THE REQUEST: Return each line of the records holding the string "DSIZE".

DATA FOR THIS TASK:
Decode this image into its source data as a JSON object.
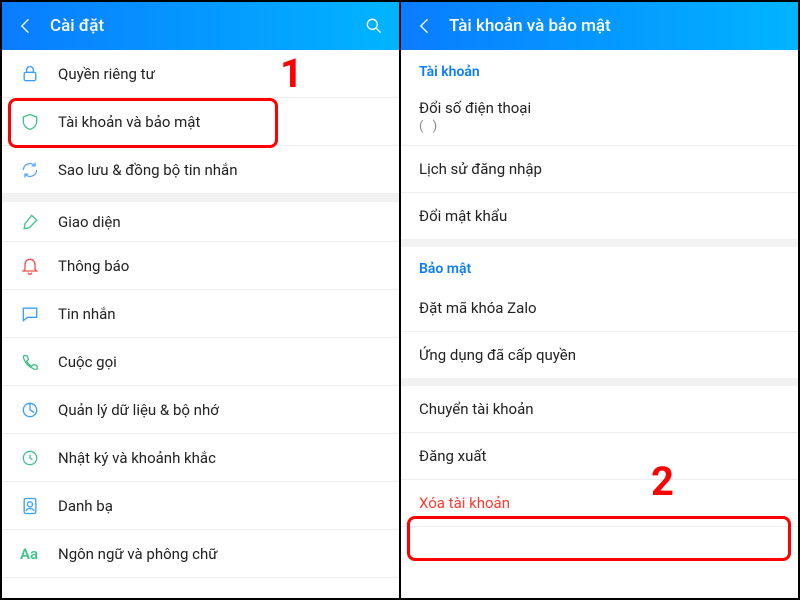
{
  "left": {
    "header_title": "Cài đặt",
    "items": [
      {
        "label": "Quyền riêng tư"
      },
      {
        "label": "Tài khoản và bảo mật"
      },
      {
        "label": "Sao lưu & đồng bộ tin nhắn"
      },
      {
        "label": "Giao diện"
      },
      {
        "label": "Thông báo"
      },
      {
        "label": "Tin nhắn"
      },
      {
        "label": "Cuộc gọi"
      },
      {
        "label": "Quản lý dữ liệu & bộ nhớ"
      },
      {
        "label": "Nhật ký và khoảnh khắc"
      },
      {
        "label": "Danh bạ"
      },
      {
        "label": "Ngôn ngữ và phông chữ"
      }
    ],
    "callout": "1"
  },
  "right": {
    "header_title": "Tài khoản và bảo mật",
    "section_account": "Tài khoản",
    "items_account": [
      {
        "label": "Đổi số điện thoại",
        "sub": "(           )"
      },
      {
        "label": "Lịch sử đăng nhập"
      },
      {
        "label": "Đổi mật khẩu"
      }
    ],
    "section_security": "Bảo mật",
    "items_security": [
      {
        "label": "Đặt mã khóa Zalo"
      },
      {
        "label": "Ứng dụng đã cấp quyền"
      }
    ],
    "items_other": [
      {
        "label": "Chuyển tài khoản"
      },
      {
        "label": "Đăng xuất"
      },
      {
        "label": "Xóa tài khoản",
        "danger": true
      }
    ],
    "callout": "2"
  }
}
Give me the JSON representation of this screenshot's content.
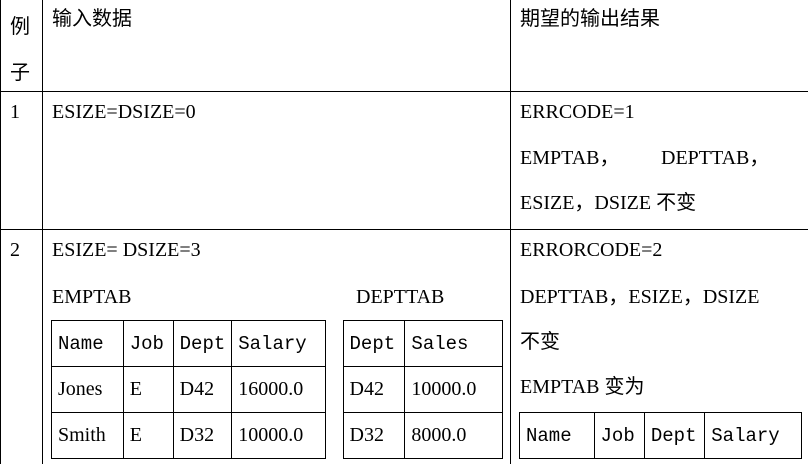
{
  "header": {
    "col1": "例子",
    "col2": "输入数据",
    "col3": "期望的输出结果"
  },
  "rows": [
    {
      "num": "1",
      "input_line1": "ESIZE=DSIZE=0",
      "output_line1": "ERRCODE=1",
      "output_line2": "EMPTAB，",
      "output_line2b": "DEPTTAB，",
      "output_line3": "ESIZE，DSIZE 不变"
    },
    {
      "num": "2",
      "input_line1": "ESIZE= DSIZE=3",
      "input_emptab_label": "EMPTAB",
      "input_depttab_label": "DEPTTAB",
      "emp_table": {
        "headers": [
          "Name",
          "Job",
          "Dept",
          "Salary"
        ],
        "rows": [
          [
            "Jones",
            "E",
            "D42",
            "16000.0"
          ],
          [
            "Smith",
            "E",
            "D32",
            "10000.0"
          ]
        ]
      },
      "dept_table": {
        "headers": [
          "Dept",
          "Sales"
        ],
        "rows": [
          [
            "D42",
            "10000.0"
          ],
          [
            "D32",
            "8000.0"
          ]
        ]
      },
      "output_line1": "ERRORCODE=2",
      "output_line2": "DEPTTAB，ESIZE，DSIZE",
      "output_line3": "不变",
      "output_line4": "EMPTAB 变为",
      "output_table_headers": [
        "Name",
        "Job",
        "Dept",
        "Salary"
      ]
    }
  ]
}
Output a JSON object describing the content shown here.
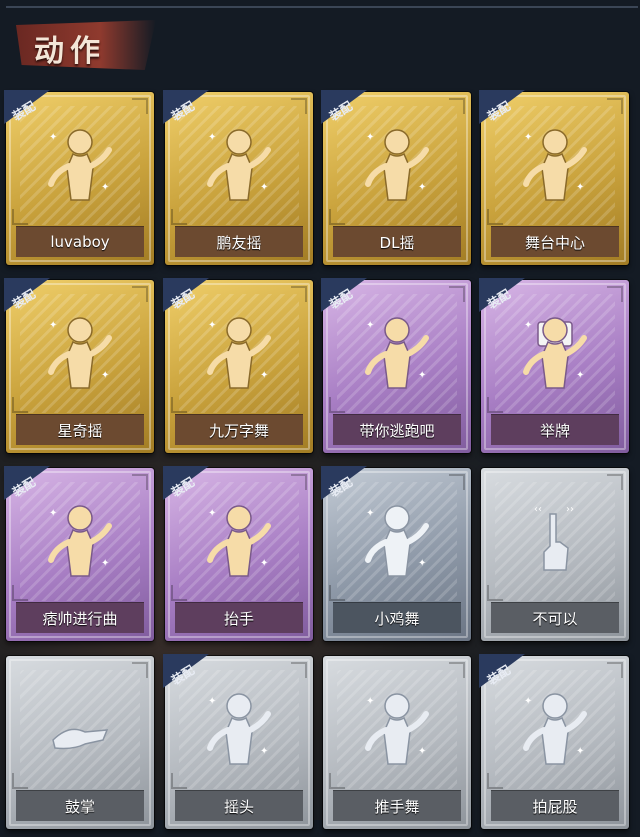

REPLY TO THE TASK:
      "input_line1": "ESIZE=DSIZE=0",
      "output_line3": "ESIZE，DSIZE 不变"
      "input_line1": "ESIZE= DSIZE=3",
      "output_line2": "DEPTTAB，ESIZE，DSIZE",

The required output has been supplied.